Aim:
Write out all the lines again, precisely as they stand, but without the images.

Data extract:
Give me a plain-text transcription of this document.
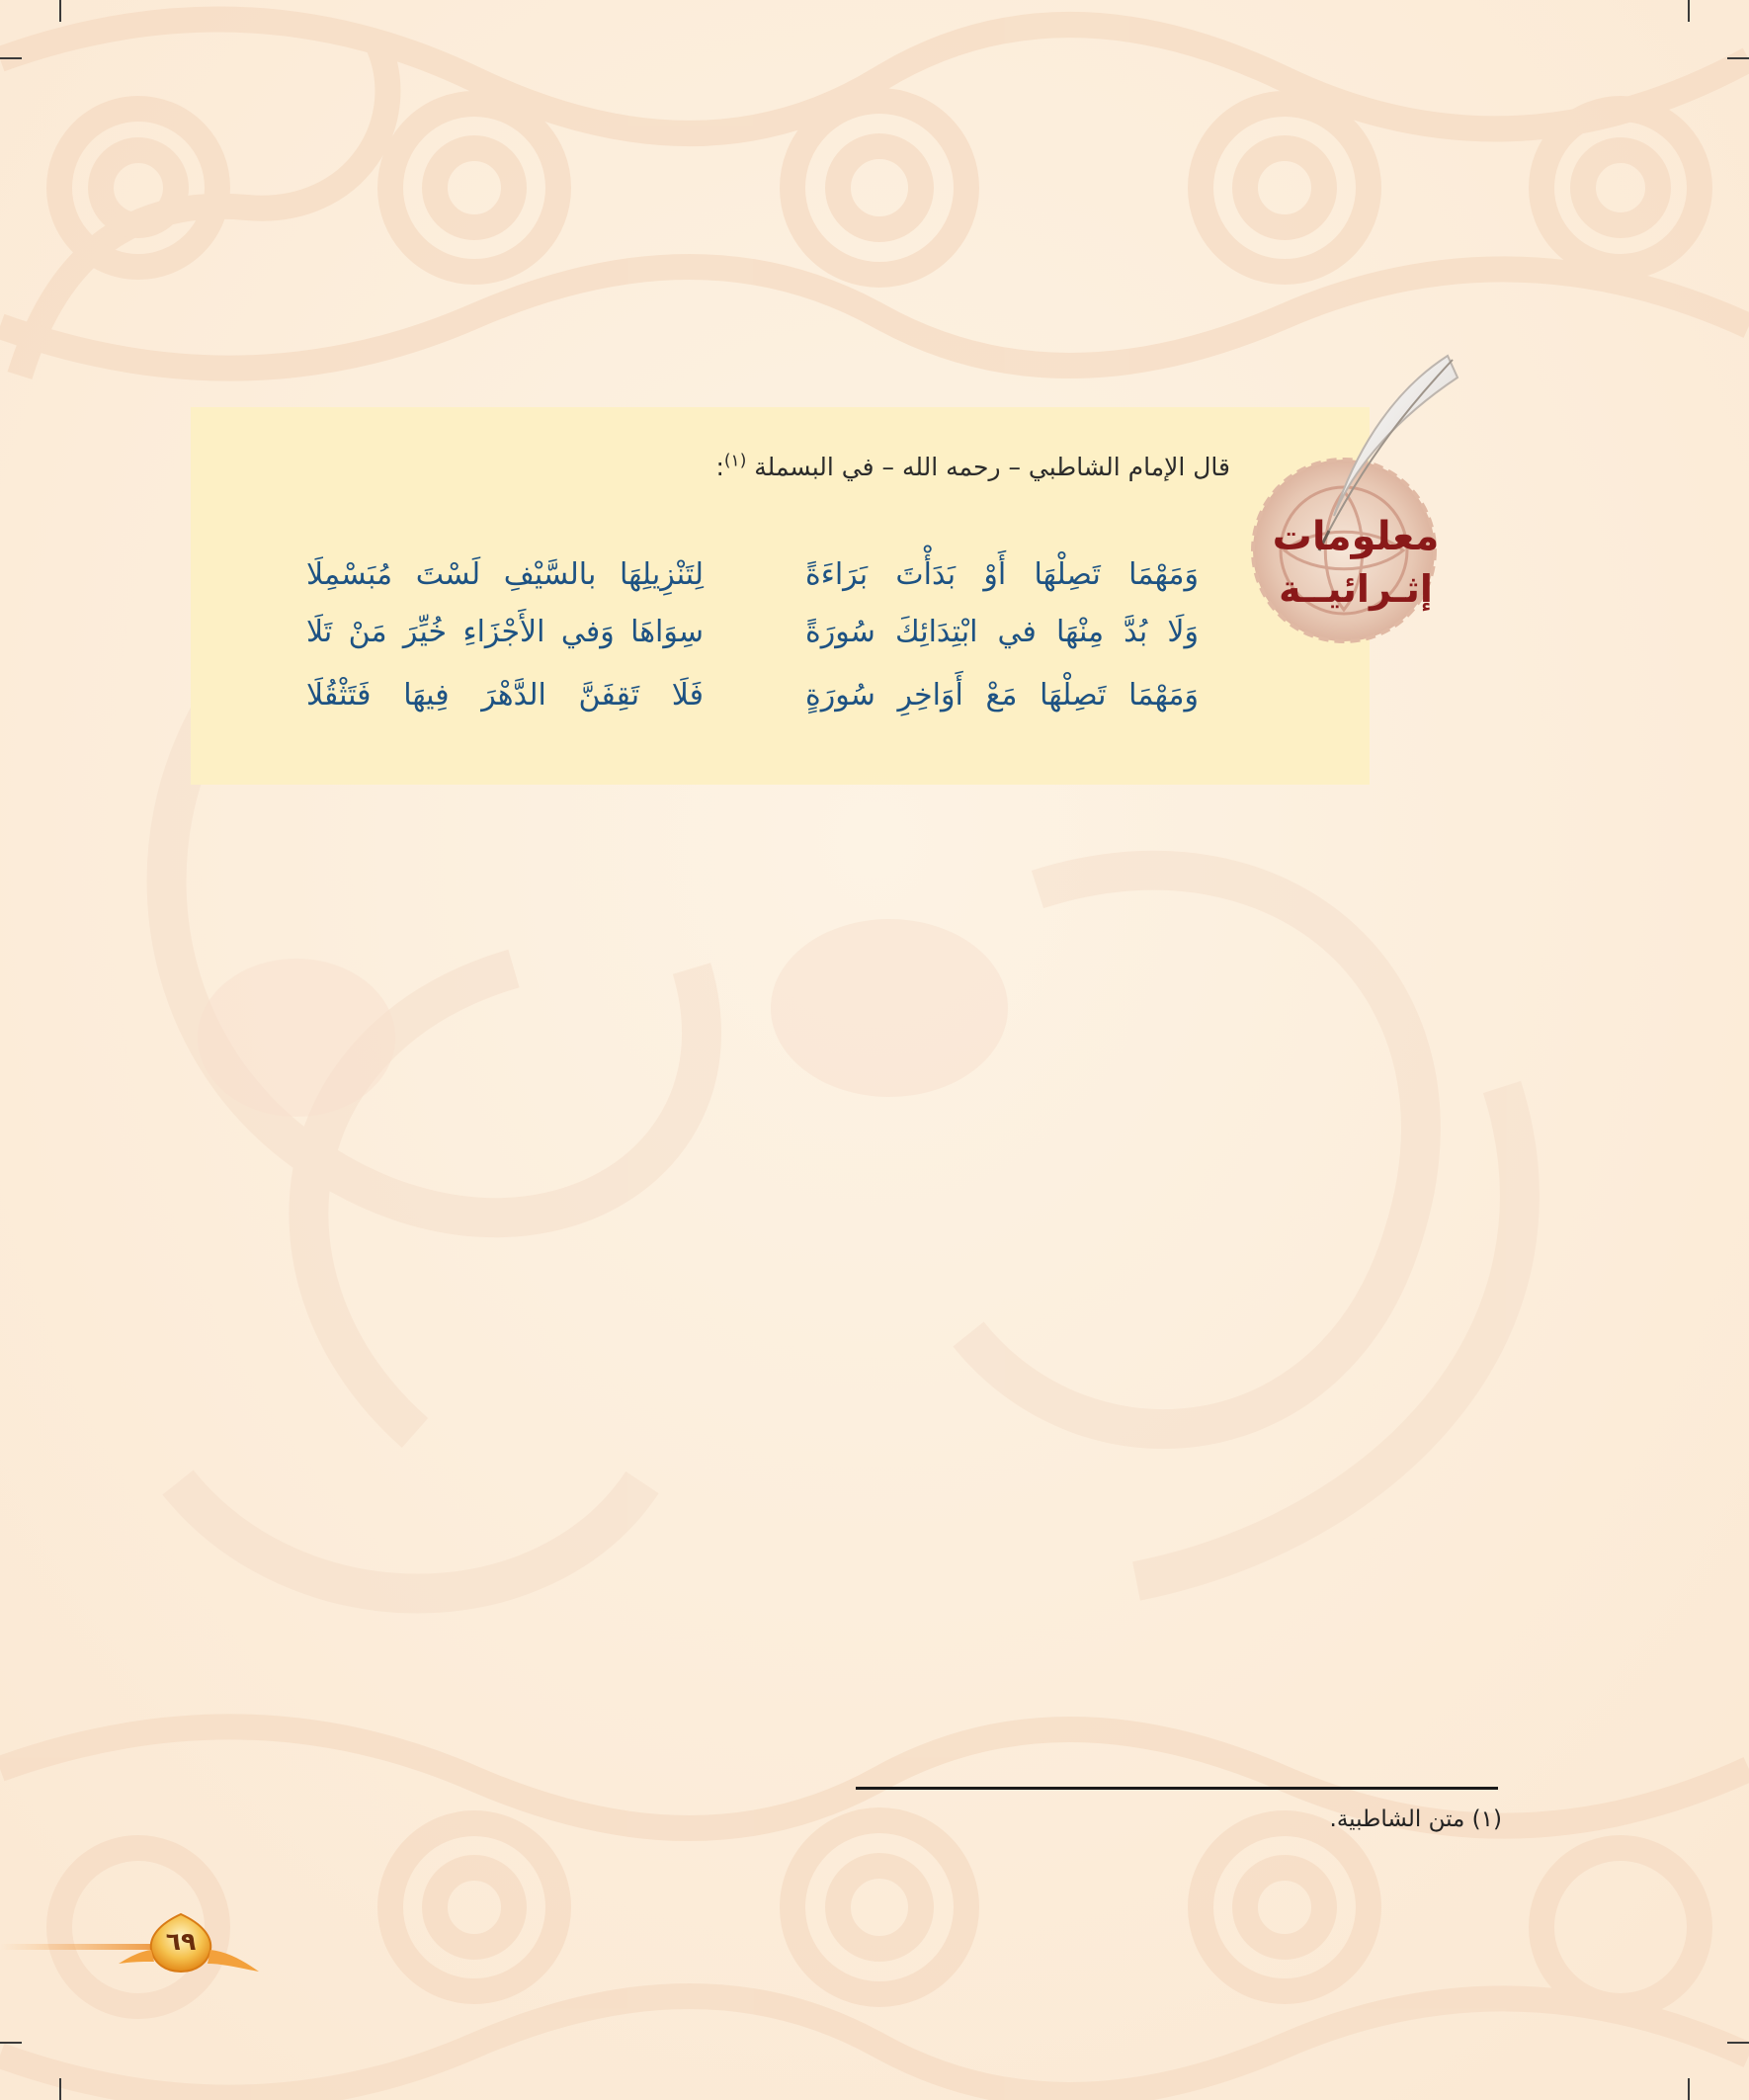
معلومات
إثـرائيــة
قال الإمام الشاطبي – رحمه الله – في البسملة $^{(١)}$:
وَمَهْمَا تَصِلْهَا أَوْ بَدَأْتَ بَرَاءَةً
لِتَنْزِيلِهَا بالسَّيْفِ لَسْتَ مُبَسْمِلَا
وَلَا بُدَّ مِنْهَا في ابْتِدَائِكَ سُورَةً
سِوَاهَا وَفي الأَجْزَاءِ خُيِّرَ مَنْ تَلَا
وَمَهْمَا تَصِلْهَا مَعْ أَوَاخِرِ سُورَةٍ
فَلَا تَقِفَنَّ الدَّهْرَ فِيهَا فَتَثْقُلَا
(١) متن الشاطبية.
٦٩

The response:
Give me a plain-text transcription of this document.
معلومات
إثـرائيــة
قال الإمام الشاطبي – رحمه الله – في البسملة $^{(١)}$:
وَمَهْمَا تَصِلْهَا أَوْ بَدَأْتَ بَرَاءَةً
لِتَنْزِيلِهَا بالسَّيْفِ لَسْتَ مُبَسْمِلَا
وَلَا بُدَّ مِنْهَا في ابْتِدَائِكَ سُورَةً
سِوَاهَا وَفي الأَجْزَاءِ خُيِّرَ مَنْ تَلَا
وَمَهْمَا تَصِلْهَا مَعْ أَوَاخِرِ سُورَةٍ
فَلَا تَقِفَنَّ الدَّهْرَ فِيهَا فَتَثْقُلَا
(١) متن الشاطبية.
٦٩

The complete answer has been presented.